Please set out every line of the items below as a Markdown table with the columns "Row" and "Line", numbering the rows and leaving out blank lines. Omit the pictures from the answer.

### Input for this task
— start —
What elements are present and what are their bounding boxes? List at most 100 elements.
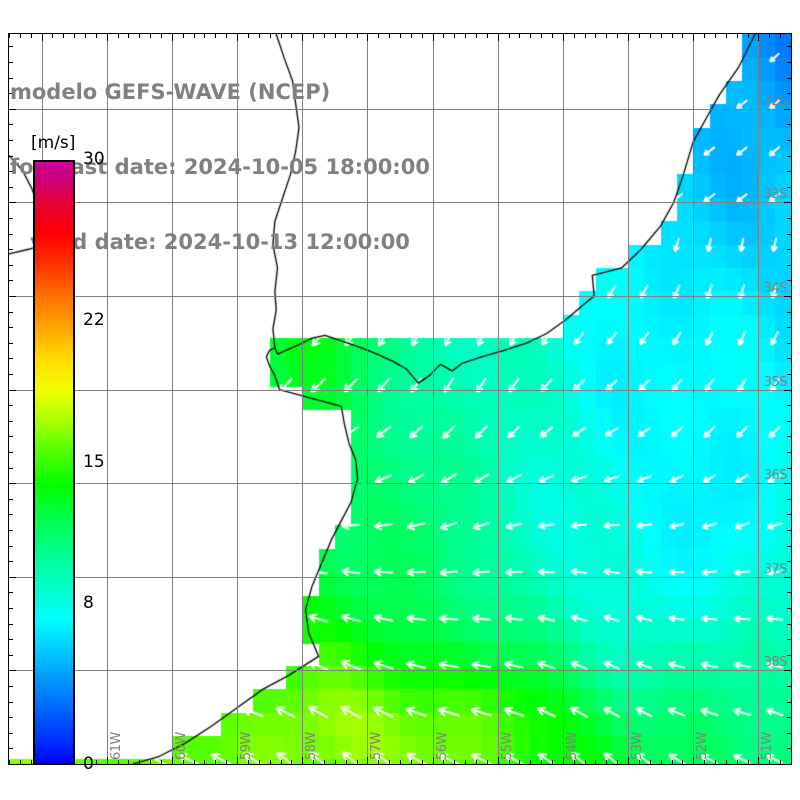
latitude-label: 34S (763, 281, 788, 297)
tick-top (465, 34, 466, 38)
tick-top (346, 34, 347, 38)
tick-left (9, 46, 13, 47)
longitude-label: 61W (108, 732, 124, 760)
tick-top (682, 34, 683, 38)
tick-left (9, 296, 16, 297)
tick-left (9, 546, 13, 547)
tick-bottom (270, 760, 271, 764)
tick-right (787, 280, 791, 281)
tick-bottom (476, 760, 477, 764)
tick-left (9, 561, 13, 562)
tick-bottom (204, 760, 205, 764)
tick-right (787, 343, 791, 344)
tick-bottom (422, 760, 423, 764)
tick-top (639, 34, 640, 38)
tick-bottom (704, 760, 705, 764)
tick-top (63, 34, 64, 38)
tick-bottom (595, 760, 596, 764)
tick-bottom (215, 760, 216, 764)
tick-top (248, 34, 249, 38)
tick-right (787, 140, 791, 141)
tick-right (787, 436, 791, 437)
tick-bottom (411, 760, 412, 764)
tick-bottom (574, 760, 575, 764)
tick-right (784, 670, 791, 671)
tick-top (367, 34, 368, 41)
gridline-vertical (563, 34, 564, 764)
longitude-label: 53W (630, 732, 646, 760)
map-title-block: modelo GEFS-WAVE (NCEP) forecast date: 2… (10, 30, 430, 305)
tick-bottom (20, 760, 21, 764)
model-title: modelo GEFS-WAVE (NCEP) (10, 80, 331, 104)
tick-top (454, 34, 455, 38)
tick-top (737, 34, 738, 38)
tick-bottom (769, 760, 770, 764)
tick-top (552, 34, 553, 38)
tick-top (324, 34, 325, 38)
tick-right (787, 312, 791, 313)
tick-left (9, 530, 13, 531)
colorbar-tick-label: 15 (83, 451, 105, 472)
tick-top (650, 34, 651, 38)
tick-right (787, 265, 791, 266)
tick-bottom (748, 760, 749, 764)
tick-right (787, 717, 791, 718)
tick-bottom (563, 757, 564, 764)
tick-bottom (226, 760, 227, 764)
longitude-label: 52W (695, 732, 711, 760)
gridline-vertical (367, 34, 368, 764)
tick-bottom (737, 760, 738, 764)
gridline-vertical (172, 34, 173, 764)
tick-top (357, 34, 358, 38)
tick-right (787, 561, 791, 562)
tick-left (9, 78, 13, 79)
longitude-label: 56W (434, 732, 450, 760)
longitude-label: 58W (304, 732, 320, 760)
tick-top (780, 34, 781, 38)
tick-top (476, 34, 477, 38)
tick-top (237, 34, 238, 41)
tick-bottom (585, 760, 586, 764)
colorbar-tick-label: 30 (83, 149, 105, 169)
tick-bottom (291, 760, 292, 764)
tick-bottom (443, 760, 444, 764)
tick-bottom (357, 760, 358, 764)
tick-top (791, 34, 792, 38)
tick-bottom (389, 760, 390, 764)
tick-bottom (237, 757, 238, 764)
tick-right (787, 374, 791, 375)
tick-left (9, 343, 13, 344)
gridline-horizontal (9, 109, 791, 110)
tick-right (787, 608, 791, 609)
latitude-label: 37S (763, 561, 788, 577)
tick-left (9, 670, 16, 671)
tick-right (787, 78, 791, 79)
latitude-label: 36S (763, 468, 788, 484)
tick-top (519, 34, 520, 38)
tick-right (787, 748, 791, 749)
tick-right (787, 592, 791, 593)
tick-right (787, 124, 791, 125)
longitude-label: 51W (760, 732, 776, 760)
tick-right (787, 405, 791, 406)
tick-right (787, 327, 791, 328)
tick-top (85, 34, 86, 38)
tick-bottom (509, 760, 510, 764)
tick-left (9, 686, 13, 687)
tick-right (787, 156, 791, 157)
tick-left (9, 390, 16, 391)
tick-left (9, 639, 13, 640)
tick-right (787, 530, 791, 531)
tick-bottom (758, 757, 759, 764)
tick-right (784, 202, 791, 203)
tick-left (9, 93, 13, 94)
tick-top (226, 34, 227, 38)
colorbar: [m/s] 30 22 15 8 0 (31, 133, 105, 774)
tick-right (787, 655, 791, 656)
tick-top (487, 34, 488, 38)
tick-top (291, 34, 292, 38)
tick-top (443, 34, 444, 38)
longitude-label: 59W (239, 732, 255, 760)
tick-left (9, 187, 13, 188)
tick-top (20, 34, 21, 38)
— end —
### Final result
| Row | Line |
|---|---|
| 1 | What elements are present and what are their bounding boxes? List at most 100 elements. |
| 2 | latitude-label: 34S (763, 281, 788, 297) |
| 3 | tick-top (465, 34, 466, 38) |
| 4 | tick-top (346, 34, 347, 38) |
| 5 | tick-left (9, 46, 13, 47) |
| 6 | longitude-label: 61W (108, 732, 124, 760) |
| 7 | tick-top (682, 34, 683, 38) |
| 8 | tick-left (9, 296, 16, 297) |
| 9 | tick-left (9, 546, 13, 547) |
| 10 | tick-bottom (270, 760, 271, 764) |
| 11 | tick-right (787, 280, 791, 281) |
| 12 | tick-bottom (476, 760, 477, 764) |
| 13 | tick-left (9, 561, 13, 562) |
| 14 | tick-bottom (204, 760, 205, 764) |
| 15 | tick-right (787, 343, 791, 344) |
| 16 | tick-bottom (422, 760, 423, 764) |
| 17 | tick-top (639, 34, 640, 38) |
| 18 | tick-bottom (704, 760, 705, 764) |
| 19 | tick-top (63, 34, 64, 38) |
| 20 | tick-bottom (595, 760, 596, 764) |
| 21 | tick-bottom (215, 760, 216, 764) |
| 22 | tick-top (248, 34, 249, 38) |
| 23 | tick-right (787, 140, 791, 141) |
| 24 | tick-right (787, 436, 791, 437) |
| 25 | tick-bottom (411, 760, 412, 764) |
| 26 | tick-bottom (574, 760, 575, 764) |
| 27 | tick-right (784, 670, 791, 671) |
| 28 | tick-top (367, 34, 368, 41) |
| 29 | gridline-vertical (563, 34, 564, 764) |
| 30 | longitude-label: 53W (630, 732, 646, 760) |
| 31 | map-title-block: modelo GEFS-WAVE (NCEP) forecast date: 2… (10, 30, 430, 305) |
| 32 | tick-bottom (20, 760, 21, 764) |
| 33 | model-title: modelo GEFS-WAVE (NCEP) (10, 80, 331, 104) |
| 34 | tick-top (454, 34, 455, 38) |
| 35 | tick-top (737, 34, 738, 38) |
| 36 | tick-bottom (769, 760, 770, 764) |
| 37 | tick-top (552, 34, 553, 38) |
| 38 | tick-top (324, 34, 325, 38) |
| 39 | tick-right (787, 312, 791, 313) |
| 40 | tick-left (9, 530, 13, 531) |
| 41 | colorbar-tick-label: 15 (83, 451, 105, 472) |
| 42 | tick-top (650, 34, 651, 38) |
| 43 | tick-right (787, 265, 791, 266) |
| 44 | tick-bottom (748, 760, 749, 764) |
| 45 | tick-right (787, 717, 791, 718) |
| 46 | tick-bottom (563, 757, 564, 764) |
| 47 | tick-bottom (226, 760, 227, 764) |
| 48 | longitude-label: 52W (695, 732, 711, 760) |
| 49 | gridline-vertical (367, 34, 368, 764) |
| 50 | tick-bottom (737, 760, 738, 764) |
| 51 | gridline-vertical (172, 34, 173, 764) |
| 52 | tick-top (357, 34, 358, 38) |
| 53 | tick-right (787, 561, 791, 562) |
| 54 | tick-left (9, 78, 13, 79) |
| 55 | longitude-label: 56W (434, 732, 450, 760) |
| 56 | longitude-label: 58W (304, 732, 320, 760) |
| 57 | tick-top (780, 34, 781, 38) |
| 58 | tick-top (476, 34, 477, 38) |
| 59 | tick-top (237, 34, 238, 41) |
| 60 | tick-bottom (585, 760, 586, 764) |
| 61 | colorbar-tick-label: 30 (83, 149, 105, 169) |
| 62 | tick-bottom (291, 760, 292, 764) |
| 63 | tick-bottom (443, 760, 444, 764) |
| 64 | tick-bottom (357, 760, 358, 764) |
| 65 | tick-top (791, 34, 792, 38) |
| 66 | tick-bottom (389, 760, 390, 764) |
| 67 | tick-bottom (237, 757, 238, 764) |
| 68 | tick-right (787, 374, 791, 375) |
| 69 | tick-left (9, 343, 13, 344) |
| 70 | gridline-horizontal (9, 109, 791, 110) |
| 71 | tick-right (787, 608, 791, 609) |
| 72 | latitude-label: 37S (763, 561, 788, 577) |
| 73 | tick-left (9, 670, 16, 671) |
| 74 | tick-right (787, 78, 791, 79) |
| 75 | latitude-label: 36S (763, 468, 788, 484) |
| 76 | tick-top (519, 34, 520, 38) |
| 77 | tick-right (787, 748, 791, 749) |
| 78 | tick-right (787, 592, 791, 593) |
| 79 | tick-right (787, 124, 791, 125) |
| 80 | longitude-label: 51W (760, 732, 776, 760) |
| 81 | tick-right (787, 405, 791, 406) |
| 82 | tick-right (787, 327, 791, 328) |
| 83 | tick-top (85, 34, 86, 38) |
| 84 | tick-bottom (509, 760, 510, 764) |
| 85 | tick-left (9, 686, 13, 687) |
| 86 | tick-right (787, 156, 791, 157) |
| 87 | tick-left (9, 390, 16, 391) |
| 88 | tick-left (9, 639, 13, 640) |
| 89 | tick-right (787, 530, 791, 531) |
| 90 | tick-bottom (758, 757, 759, 764) |
| 91 | tick-right (784, 202, 791, 203) |
| 92 | tick-left (9, 93, 13, 94) |
| 93 | tick-top (226, 34, 227, 38) |
| 94 | colorbar: [m/s] 30 22 15 8 0 (31, 133, 105, 774) |
| 95 | tick-right (787, 655, 791, 656) |
| 96 | tick-top (487, 34, 488, 38) |
| 97 | tick-top (291, 34, 292, 38) |
| 98 | tick-top (443, 34, 444, 38) |
| 99 | longitude-label: 59W (239, 732, 255, 760) |
| 100 | tick-left (9, 187, 13, 188) |
| 101 | tick-top (20, 34, 21, 38) |